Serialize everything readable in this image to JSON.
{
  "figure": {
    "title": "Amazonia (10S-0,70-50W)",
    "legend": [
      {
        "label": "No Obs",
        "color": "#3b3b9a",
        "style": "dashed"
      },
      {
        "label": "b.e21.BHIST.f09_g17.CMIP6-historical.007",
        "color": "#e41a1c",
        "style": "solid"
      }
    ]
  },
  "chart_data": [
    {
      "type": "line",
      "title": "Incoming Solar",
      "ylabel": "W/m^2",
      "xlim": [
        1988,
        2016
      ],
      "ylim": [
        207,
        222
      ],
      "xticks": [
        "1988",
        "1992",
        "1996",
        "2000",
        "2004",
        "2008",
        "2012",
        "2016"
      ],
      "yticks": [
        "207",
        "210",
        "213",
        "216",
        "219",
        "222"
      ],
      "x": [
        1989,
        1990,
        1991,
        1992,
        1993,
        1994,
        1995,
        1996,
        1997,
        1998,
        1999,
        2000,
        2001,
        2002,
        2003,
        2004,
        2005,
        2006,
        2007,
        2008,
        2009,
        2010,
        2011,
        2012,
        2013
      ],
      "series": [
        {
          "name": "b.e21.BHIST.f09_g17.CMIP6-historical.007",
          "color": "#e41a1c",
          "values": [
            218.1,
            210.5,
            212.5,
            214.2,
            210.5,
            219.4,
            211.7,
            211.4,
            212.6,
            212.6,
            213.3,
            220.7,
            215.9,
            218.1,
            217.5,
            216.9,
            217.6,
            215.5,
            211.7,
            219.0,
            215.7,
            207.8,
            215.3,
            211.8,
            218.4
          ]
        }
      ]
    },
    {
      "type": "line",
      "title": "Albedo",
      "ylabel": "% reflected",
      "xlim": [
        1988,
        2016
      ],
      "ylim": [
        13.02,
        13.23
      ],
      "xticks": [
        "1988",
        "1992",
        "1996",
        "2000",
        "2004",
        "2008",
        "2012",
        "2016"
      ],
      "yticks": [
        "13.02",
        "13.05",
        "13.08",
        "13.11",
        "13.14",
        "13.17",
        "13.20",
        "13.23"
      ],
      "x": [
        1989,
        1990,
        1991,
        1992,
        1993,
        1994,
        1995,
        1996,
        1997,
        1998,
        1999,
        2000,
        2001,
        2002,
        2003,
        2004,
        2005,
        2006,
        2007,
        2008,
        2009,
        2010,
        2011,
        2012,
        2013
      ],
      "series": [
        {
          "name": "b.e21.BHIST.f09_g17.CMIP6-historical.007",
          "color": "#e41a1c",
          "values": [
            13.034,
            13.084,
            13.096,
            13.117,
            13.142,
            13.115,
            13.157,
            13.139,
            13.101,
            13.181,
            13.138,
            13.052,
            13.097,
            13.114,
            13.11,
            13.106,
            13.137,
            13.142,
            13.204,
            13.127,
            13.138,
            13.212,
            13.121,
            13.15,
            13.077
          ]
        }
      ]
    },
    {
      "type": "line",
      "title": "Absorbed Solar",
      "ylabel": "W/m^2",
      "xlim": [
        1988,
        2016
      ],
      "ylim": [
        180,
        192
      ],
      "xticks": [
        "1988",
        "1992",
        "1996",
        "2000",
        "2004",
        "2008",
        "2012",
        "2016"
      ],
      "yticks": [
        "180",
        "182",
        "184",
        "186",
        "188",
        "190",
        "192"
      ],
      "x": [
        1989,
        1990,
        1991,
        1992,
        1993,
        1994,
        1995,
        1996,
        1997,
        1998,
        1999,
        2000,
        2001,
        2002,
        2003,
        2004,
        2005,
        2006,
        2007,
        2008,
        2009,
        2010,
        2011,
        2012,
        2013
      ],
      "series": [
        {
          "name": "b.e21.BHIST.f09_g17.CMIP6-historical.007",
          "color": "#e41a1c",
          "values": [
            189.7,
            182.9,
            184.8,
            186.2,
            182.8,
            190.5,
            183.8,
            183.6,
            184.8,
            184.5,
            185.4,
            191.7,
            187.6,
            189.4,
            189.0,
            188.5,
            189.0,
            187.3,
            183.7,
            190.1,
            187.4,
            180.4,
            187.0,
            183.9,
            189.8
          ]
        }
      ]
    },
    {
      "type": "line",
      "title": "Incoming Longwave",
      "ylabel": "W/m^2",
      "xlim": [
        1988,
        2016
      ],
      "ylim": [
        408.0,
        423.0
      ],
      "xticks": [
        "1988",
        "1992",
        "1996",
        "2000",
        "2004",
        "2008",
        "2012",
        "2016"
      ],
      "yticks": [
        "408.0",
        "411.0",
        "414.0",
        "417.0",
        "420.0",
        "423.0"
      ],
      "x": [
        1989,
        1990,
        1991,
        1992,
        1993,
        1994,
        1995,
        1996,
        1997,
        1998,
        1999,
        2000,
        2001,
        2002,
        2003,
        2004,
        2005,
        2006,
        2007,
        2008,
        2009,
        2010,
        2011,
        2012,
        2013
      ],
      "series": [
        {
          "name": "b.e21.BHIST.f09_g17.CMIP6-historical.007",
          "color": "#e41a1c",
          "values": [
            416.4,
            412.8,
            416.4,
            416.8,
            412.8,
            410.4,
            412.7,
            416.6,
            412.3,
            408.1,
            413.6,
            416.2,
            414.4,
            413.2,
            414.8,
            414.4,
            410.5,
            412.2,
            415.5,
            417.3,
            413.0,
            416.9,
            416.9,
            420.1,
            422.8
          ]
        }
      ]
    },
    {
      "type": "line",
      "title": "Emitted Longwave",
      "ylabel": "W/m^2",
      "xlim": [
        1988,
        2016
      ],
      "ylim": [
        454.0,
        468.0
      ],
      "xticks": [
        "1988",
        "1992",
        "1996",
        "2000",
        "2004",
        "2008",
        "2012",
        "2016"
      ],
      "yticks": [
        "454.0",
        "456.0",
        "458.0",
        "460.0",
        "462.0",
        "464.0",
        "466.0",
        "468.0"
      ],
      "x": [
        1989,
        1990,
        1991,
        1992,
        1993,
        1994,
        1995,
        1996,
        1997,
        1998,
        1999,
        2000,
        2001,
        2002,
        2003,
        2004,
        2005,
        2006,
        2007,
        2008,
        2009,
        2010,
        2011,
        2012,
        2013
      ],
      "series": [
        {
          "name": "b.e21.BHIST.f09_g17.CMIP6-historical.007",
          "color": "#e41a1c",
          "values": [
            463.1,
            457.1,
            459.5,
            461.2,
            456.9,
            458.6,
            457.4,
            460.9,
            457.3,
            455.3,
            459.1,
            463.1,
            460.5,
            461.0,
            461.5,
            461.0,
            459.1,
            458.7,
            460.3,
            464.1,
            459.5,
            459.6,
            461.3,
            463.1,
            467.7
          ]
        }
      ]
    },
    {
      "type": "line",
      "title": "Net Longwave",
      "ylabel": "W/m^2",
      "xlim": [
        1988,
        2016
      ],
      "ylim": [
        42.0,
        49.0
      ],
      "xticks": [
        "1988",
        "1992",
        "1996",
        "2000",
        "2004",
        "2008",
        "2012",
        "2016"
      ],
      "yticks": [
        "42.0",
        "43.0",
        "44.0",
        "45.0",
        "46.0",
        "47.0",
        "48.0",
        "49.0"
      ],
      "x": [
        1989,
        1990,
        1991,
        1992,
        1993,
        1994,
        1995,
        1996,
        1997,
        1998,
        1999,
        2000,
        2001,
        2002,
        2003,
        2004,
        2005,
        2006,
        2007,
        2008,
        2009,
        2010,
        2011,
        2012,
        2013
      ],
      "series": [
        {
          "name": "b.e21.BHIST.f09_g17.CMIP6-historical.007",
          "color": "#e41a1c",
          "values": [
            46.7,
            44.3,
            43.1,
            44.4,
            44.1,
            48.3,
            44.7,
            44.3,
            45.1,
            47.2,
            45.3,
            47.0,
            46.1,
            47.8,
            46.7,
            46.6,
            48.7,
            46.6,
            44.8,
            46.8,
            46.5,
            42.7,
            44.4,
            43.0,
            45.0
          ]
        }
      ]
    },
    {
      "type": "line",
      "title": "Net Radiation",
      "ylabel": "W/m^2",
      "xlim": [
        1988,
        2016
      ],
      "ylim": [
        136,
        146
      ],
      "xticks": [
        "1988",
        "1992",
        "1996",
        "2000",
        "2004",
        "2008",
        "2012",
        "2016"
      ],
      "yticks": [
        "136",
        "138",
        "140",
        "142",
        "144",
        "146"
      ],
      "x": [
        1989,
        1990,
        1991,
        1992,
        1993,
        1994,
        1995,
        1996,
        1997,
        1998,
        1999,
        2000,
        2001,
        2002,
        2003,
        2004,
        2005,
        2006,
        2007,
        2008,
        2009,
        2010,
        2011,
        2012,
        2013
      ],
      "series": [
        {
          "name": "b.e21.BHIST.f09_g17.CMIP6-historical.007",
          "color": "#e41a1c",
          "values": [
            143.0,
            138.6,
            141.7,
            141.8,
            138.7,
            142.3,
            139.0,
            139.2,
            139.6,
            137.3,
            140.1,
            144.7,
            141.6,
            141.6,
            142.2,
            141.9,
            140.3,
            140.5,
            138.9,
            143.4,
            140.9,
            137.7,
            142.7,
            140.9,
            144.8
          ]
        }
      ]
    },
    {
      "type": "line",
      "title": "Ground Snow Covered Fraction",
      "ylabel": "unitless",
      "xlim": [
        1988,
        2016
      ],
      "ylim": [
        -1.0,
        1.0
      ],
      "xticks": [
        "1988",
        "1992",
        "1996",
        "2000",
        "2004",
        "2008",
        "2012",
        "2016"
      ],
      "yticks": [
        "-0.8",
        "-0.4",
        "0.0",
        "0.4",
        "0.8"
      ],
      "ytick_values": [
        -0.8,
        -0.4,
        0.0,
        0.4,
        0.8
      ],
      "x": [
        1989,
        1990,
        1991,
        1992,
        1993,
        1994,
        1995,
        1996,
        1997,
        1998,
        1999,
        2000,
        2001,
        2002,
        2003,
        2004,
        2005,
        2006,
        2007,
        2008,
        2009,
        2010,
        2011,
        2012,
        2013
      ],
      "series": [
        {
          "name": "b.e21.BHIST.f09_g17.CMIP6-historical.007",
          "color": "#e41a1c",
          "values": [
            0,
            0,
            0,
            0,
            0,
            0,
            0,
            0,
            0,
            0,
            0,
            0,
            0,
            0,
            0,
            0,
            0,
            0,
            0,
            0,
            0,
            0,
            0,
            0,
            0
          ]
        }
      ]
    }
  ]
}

┄┄┄┄┄┄

Every line above that contains the word "Incoming" should be reported.

      "title": "Incoming Solar",
      "title": "Incoming Longwave",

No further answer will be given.